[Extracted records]

--- START ---

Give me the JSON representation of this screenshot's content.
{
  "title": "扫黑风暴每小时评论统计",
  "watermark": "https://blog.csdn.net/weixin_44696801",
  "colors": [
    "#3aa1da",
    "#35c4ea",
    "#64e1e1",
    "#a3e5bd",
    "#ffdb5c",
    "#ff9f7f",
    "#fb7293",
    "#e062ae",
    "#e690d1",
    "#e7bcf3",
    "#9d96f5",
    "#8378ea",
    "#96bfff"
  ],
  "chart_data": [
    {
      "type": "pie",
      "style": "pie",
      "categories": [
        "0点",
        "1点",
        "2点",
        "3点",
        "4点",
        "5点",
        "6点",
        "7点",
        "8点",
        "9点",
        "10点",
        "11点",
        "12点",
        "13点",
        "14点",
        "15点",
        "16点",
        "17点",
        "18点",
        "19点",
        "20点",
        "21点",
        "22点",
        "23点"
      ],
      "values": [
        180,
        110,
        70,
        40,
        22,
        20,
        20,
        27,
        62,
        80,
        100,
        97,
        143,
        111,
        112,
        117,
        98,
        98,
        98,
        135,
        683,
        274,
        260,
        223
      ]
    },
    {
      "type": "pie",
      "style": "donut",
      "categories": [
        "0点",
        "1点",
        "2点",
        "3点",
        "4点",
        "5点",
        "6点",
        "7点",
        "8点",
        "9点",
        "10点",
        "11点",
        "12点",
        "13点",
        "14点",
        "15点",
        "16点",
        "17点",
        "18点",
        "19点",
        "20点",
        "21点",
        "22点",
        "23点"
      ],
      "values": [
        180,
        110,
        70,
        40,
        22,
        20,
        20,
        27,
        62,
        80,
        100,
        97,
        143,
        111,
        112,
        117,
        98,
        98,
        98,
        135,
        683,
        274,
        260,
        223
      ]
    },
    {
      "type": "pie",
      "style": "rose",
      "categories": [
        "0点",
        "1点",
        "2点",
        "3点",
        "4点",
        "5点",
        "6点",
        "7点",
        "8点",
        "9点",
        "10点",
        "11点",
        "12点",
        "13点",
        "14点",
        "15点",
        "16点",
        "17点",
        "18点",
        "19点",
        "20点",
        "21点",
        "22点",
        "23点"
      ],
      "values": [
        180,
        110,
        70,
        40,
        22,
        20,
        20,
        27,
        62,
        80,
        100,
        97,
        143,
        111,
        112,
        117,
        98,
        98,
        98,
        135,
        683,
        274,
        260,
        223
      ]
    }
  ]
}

--- END ---

**Direction**
Go through the listing and copy all of it exactly.

**Right answer**
Give me the JSON representation of this screenshot's content.
{
  "title": "扫黑风暴每小时评论统计",
  "watermark": "https://blog.csdn.net/weixin_44696801",
  "colors": [
    "#3aa1da",
    "#35c4ea",
    "#64e1e1",
    "#a3e5bd",
    "#ffdb5c",
    "#ff9f7f",
    "#fb7293",
    "#e062ae",
    "#e690d1",
    "#e7bcf3",
    "#9d96f5",
    "#8378ea",
    "#96bfff"
  ],
  "chart_data": [
    {
      "type": "pie",
      "style": "pie",
      "categories": [
        "0点",
        "1点",
        "2点",
        "3点",
        "4点",
        "5点",
        "6点",
        "7点",
        "8点",
        "9点",
        "10点",
        "11点",
        "12点",
        "13点",
        "14点",
        "15点",
        "16点",
        "17点",
        "18点",
        "19点",
        "20点",
        "21点",
        "22点",
        "23点"
      ],
      "values": [
        180,
        110,
        70,
        40,
        22,
        20,
        20,
        27,
        62,
        80,
        100,
        97,
        143,
        111,
        112,
        117,
        98,
        98,
        98,
        135,
        683,
        274,
        260,
        223
      ]
    },
    {
      "type": "pie",
      "style": "donut",
      "categories": [
        "0点",
        "1点",
        "2点",
        "3点",
        "4点",
        "5点",
        "6点",
        "7点",
        "8点",
        "9点",
        "10点",
        "11点",
        "12点",
        "13点",
        "14点",
        "15点",
        "16点",
        "17点",
        "18点",
        "19点",
        "20点",
        "21点",
        "22点",
        "23点"
      ],
      "values": [
        180,
        110,
        70,
        40,
        22,
        20,
        20,
        27,
        62,
        80,
        100,
        97,
        143,
        111,
        112,
        117,
        98,
        98,
        98,
        135,
        683,
        274,
        260,
        223
      ]
    },
    {
      "type": "pie",
      "style": "rose",
      "categories": [
        "0点",
        "1点",
        "2点",
        "3点",
        "4点",
        "5点",
        "6点",
        "7点",
        "8点",
        "9点",
        "10点",
        "11点",
        "12点",
        "13点",
        "14点",
        "15点",
        "16点",
        "17点",
        "18点",
        "19点",
        "20点",
        "21点",
        "22点",
        "23点"
      ],
      "values": [
        180,
        110,
        70,
        40,
        22,
        20,
        20,
        27,
        62,
        80,
        100,
        97,
        143,
        111,
        112,
        117,
        98,
        98,
        98,
        135,
        683,
        274,
        260,
        223
      ]
    }
  ]
}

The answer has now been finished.